→ **BRIEF**: Tell me how many lines hold "median", please, using only the number.

Items from a dataset:
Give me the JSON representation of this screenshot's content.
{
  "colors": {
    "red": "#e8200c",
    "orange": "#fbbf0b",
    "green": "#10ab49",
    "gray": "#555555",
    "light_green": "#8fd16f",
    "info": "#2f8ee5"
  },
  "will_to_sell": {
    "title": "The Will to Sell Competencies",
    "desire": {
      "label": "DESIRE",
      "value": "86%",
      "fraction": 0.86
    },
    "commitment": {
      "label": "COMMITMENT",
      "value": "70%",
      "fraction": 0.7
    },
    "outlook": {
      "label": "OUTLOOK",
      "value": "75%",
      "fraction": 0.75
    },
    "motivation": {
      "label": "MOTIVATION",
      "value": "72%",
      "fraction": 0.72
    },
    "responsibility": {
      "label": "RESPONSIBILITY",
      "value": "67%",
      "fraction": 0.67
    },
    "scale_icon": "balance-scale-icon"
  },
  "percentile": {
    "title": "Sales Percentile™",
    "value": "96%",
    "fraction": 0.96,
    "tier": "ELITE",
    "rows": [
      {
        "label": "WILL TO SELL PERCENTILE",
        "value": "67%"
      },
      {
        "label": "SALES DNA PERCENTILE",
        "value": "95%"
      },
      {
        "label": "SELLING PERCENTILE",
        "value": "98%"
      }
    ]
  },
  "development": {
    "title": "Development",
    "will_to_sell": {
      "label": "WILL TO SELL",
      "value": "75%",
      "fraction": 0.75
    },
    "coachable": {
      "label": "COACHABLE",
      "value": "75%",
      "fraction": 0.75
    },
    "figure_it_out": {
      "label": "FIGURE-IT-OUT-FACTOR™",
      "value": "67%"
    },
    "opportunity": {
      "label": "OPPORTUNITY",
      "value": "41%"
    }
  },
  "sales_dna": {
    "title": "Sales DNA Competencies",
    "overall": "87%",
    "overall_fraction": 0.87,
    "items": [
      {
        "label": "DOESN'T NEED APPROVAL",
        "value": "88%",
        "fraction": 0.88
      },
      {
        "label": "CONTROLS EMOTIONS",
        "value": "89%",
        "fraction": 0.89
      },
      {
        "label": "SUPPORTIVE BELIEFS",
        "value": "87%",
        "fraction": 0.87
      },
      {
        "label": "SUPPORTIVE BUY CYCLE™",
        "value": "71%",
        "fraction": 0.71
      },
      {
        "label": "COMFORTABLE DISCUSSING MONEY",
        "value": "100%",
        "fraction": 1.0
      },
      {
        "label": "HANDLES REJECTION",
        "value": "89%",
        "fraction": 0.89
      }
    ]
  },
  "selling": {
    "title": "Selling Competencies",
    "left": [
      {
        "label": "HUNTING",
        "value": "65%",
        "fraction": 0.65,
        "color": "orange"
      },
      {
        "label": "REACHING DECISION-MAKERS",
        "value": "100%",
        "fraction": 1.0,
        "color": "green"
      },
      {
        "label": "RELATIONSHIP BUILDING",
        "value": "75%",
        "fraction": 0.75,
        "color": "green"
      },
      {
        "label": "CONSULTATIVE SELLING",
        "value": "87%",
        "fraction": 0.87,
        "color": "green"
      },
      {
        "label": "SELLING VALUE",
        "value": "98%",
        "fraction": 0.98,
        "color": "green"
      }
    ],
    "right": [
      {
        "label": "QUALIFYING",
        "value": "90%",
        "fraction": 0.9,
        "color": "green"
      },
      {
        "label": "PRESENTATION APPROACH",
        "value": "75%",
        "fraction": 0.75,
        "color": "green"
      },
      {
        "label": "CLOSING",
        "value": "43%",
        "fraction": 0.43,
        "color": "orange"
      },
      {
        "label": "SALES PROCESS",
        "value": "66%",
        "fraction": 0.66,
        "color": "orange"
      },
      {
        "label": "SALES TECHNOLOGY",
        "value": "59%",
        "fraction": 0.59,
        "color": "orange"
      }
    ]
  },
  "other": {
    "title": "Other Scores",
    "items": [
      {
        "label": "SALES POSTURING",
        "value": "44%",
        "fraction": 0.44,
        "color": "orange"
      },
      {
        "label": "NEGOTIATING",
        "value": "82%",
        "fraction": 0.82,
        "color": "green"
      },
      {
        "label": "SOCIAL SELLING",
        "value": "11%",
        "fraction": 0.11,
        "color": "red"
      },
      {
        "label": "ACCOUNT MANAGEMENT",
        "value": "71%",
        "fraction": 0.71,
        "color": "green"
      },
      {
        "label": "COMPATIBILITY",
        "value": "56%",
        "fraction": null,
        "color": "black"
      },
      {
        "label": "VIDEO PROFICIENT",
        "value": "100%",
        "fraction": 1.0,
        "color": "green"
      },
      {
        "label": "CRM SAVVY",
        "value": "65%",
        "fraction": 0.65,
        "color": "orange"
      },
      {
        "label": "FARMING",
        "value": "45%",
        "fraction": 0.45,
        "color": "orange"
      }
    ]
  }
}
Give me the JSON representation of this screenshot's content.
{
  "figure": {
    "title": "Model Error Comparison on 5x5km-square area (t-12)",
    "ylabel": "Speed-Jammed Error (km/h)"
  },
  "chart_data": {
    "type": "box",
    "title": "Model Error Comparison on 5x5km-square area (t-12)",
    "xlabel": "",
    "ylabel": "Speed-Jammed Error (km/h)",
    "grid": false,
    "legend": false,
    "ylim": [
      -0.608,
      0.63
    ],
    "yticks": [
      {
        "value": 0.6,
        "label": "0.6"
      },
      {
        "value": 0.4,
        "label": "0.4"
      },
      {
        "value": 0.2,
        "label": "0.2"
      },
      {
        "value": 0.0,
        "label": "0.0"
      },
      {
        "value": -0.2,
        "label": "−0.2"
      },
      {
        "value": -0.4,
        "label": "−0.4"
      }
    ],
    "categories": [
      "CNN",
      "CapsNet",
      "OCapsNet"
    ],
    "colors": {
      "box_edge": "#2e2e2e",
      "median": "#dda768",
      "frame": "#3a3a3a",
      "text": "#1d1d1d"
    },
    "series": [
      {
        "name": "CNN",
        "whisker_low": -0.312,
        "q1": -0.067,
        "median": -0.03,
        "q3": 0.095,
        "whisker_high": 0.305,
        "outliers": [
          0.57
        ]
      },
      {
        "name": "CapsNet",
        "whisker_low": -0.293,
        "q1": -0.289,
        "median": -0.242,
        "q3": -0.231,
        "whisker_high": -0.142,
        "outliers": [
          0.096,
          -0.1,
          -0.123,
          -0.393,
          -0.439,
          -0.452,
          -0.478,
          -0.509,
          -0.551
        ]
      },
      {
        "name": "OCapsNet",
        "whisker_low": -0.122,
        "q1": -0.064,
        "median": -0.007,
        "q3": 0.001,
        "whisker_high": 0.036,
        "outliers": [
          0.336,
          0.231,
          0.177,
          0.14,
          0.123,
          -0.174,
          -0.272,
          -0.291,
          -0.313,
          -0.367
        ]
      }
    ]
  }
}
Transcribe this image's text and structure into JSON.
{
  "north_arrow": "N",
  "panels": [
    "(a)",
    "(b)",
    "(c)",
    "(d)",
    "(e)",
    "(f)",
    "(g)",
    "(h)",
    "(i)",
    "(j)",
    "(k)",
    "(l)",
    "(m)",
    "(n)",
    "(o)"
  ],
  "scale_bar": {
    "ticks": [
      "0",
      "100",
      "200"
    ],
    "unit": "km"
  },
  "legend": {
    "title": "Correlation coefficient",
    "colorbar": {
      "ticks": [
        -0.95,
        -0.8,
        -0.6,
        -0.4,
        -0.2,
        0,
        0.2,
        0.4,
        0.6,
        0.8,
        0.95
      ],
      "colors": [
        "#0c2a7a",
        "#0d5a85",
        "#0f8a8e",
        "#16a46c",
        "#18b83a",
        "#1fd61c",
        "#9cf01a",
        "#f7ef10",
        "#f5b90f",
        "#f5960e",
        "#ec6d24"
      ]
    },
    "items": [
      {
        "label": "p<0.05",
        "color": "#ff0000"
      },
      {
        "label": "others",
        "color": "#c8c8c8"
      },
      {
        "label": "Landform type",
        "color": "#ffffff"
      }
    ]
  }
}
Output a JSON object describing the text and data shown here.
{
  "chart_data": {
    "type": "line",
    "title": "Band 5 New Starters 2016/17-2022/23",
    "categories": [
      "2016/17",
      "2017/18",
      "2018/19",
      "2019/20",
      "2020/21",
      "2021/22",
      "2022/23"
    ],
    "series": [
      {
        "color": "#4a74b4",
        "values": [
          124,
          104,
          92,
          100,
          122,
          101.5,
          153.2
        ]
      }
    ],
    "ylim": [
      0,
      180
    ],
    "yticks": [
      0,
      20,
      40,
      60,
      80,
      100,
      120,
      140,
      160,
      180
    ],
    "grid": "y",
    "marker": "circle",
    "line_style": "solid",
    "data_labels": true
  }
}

→ **THE RESULT**: 4